# Who's on Instagram?



## mackguyver (Apr 30, 2014)

When Instagram first came out, I thought it was pretty lame and was just a way for mobile photographers to add filters to make their lousy photos look better. A while back, I signed up and was surprised to see National Geo and others posting real (i.e. not mobile) photos. After realizing that you can upload your own photos, I began doing so and just uploaded my 99th photo today. I don't like the square format - I don't like 4:3, either, I'm definitely a 3:2 or wider guy, but I'm having fun with it. I like seeing others photos and sharing my work with people from around the world. 

*[shameless self-promotion]*
If you'd like to see my photos and follow me, here's my link - click on the badge or use the link. I'm planning to hold a print giveaway contest tomorrow to mark my 100th post:




http://instagram.com/ianandersonphotography

*[/shameless self-promotion]*

How many other members are on Instagram? What are your thoughts on using it? 

If you like, please post your link so we can follow each other.


----------



## neuroanatomist (Apr 30, 2014)

What's Instagram?


----------



## AcutancePhotography (Apr 30, 2014)

→ Written exercise 1:
Answer these about the Instagram thread:
(a) Which image format does the first poster say he prefers?
(b) How many photos had he uploaded by the day of his post?
(c) What does he plan to hold the next day, and to mark what?

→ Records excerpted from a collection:
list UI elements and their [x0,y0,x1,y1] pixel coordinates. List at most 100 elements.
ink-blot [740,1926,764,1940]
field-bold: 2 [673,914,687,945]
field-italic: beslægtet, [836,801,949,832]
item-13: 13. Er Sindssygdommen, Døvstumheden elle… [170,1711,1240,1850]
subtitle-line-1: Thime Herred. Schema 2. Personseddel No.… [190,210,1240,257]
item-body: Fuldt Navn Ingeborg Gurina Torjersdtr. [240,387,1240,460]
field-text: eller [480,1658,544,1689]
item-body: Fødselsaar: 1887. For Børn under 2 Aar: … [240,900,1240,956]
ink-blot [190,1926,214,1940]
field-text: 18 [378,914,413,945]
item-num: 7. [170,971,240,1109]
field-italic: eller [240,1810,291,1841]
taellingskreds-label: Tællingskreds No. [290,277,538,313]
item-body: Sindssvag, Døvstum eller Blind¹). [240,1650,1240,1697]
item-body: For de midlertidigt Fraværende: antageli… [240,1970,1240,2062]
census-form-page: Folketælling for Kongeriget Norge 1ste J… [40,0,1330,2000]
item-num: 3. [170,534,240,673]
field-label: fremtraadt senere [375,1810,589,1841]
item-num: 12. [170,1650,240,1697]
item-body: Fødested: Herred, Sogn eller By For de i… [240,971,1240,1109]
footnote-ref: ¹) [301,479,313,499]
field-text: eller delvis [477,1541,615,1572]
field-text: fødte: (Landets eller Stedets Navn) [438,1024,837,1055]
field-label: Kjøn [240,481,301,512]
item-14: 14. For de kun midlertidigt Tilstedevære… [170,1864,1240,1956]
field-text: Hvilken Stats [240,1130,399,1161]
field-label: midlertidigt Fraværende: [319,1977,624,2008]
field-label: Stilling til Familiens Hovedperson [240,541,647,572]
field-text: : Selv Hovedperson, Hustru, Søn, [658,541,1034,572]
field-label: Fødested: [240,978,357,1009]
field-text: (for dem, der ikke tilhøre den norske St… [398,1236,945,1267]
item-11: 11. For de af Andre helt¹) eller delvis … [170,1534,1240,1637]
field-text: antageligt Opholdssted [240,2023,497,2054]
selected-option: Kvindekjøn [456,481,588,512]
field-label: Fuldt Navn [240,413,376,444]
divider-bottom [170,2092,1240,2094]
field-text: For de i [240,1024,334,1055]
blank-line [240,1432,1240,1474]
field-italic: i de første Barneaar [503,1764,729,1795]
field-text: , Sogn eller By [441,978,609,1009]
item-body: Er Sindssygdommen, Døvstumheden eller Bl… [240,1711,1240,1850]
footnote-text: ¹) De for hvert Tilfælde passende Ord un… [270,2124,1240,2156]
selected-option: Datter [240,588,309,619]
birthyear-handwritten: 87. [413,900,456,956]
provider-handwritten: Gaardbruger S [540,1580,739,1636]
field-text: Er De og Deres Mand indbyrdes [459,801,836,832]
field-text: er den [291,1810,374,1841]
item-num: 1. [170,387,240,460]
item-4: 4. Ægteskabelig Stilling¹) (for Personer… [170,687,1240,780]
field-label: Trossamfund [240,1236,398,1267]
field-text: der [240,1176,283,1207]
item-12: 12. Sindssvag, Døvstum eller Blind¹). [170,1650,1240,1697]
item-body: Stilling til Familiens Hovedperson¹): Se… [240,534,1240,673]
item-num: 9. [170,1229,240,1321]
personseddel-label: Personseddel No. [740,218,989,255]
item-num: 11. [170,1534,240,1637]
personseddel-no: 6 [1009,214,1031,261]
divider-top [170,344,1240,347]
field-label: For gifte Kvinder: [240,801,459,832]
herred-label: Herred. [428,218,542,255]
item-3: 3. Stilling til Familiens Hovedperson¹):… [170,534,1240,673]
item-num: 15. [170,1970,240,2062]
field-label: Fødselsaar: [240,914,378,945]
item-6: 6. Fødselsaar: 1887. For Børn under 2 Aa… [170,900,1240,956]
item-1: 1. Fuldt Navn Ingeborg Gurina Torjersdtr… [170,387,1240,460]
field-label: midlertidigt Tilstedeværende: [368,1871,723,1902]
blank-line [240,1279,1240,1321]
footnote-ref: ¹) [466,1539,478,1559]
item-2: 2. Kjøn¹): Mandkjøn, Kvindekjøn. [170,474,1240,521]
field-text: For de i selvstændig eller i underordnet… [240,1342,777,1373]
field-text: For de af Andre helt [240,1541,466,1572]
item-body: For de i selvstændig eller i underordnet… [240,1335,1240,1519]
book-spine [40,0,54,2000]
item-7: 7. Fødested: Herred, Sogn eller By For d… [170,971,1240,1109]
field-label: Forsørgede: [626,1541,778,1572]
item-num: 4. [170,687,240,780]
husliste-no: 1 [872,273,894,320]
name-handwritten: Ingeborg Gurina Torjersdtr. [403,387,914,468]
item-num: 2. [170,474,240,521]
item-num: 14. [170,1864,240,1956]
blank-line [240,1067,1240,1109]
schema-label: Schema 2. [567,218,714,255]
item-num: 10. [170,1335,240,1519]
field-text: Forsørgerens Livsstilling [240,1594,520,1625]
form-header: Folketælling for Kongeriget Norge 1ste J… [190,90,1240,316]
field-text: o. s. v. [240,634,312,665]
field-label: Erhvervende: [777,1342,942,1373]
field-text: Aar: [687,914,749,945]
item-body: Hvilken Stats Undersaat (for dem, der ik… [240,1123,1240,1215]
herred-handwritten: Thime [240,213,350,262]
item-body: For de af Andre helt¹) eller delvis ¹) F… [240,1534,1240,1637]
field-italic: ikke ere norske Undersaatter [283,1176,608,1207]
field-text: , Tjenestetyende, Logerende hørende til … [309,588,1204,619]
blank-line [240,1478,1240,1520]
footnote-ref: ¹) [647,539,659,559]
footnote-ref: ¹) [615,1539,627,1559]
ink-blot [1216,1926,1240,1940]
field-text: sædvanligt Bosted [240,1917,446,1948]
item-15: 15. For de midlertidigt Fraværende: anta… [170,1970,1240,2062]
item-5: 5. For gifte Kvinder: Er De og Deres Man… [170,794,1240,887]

→ Written exercise 2: Can you recast the rows as a JSON list of strings, one string per line with blank lines left out, covering everything from the start of the rows down to the line containing "field-text: 18 [378,914,413,945]"?

→ Finished answer 1:
(a) 3:2 or wider.
(b) 99.
(c) A print giveaway contest, to mark his 100th post.

→ Finished answer 2:
[
  "list UI elements and their [x0,y0,x1,y1] pixel coordinates. List at most 100 elements.",
  "ink-blot [740,1926,764,1940]",
  "field-bold: 2 [673,914,687,945]",
  "field-italic: beslægtet, [836,801,949,832]",
  "item-13: 13. Er Sindssygdommen, Døvstumheden elle… [170,1711,1240,1850]",
  "subtitle-line-1: Thime Herred. Schema 2. Personseddel No.… [190,210,1240,257]",
  "item-body: Fuldt Navn Ingeborg Gurina Torjersdtr. [240,387,1240,460]",
  "field-text: eller [480,1658,544,1689]",
  "item-body: Fødselsaar: 1887. For Børn under 2 Aar: … [240,900,1240,956]",
  "ink-blot [190,1926,214,1940]",
  "field-text: 18 [378,914,413,945]"
]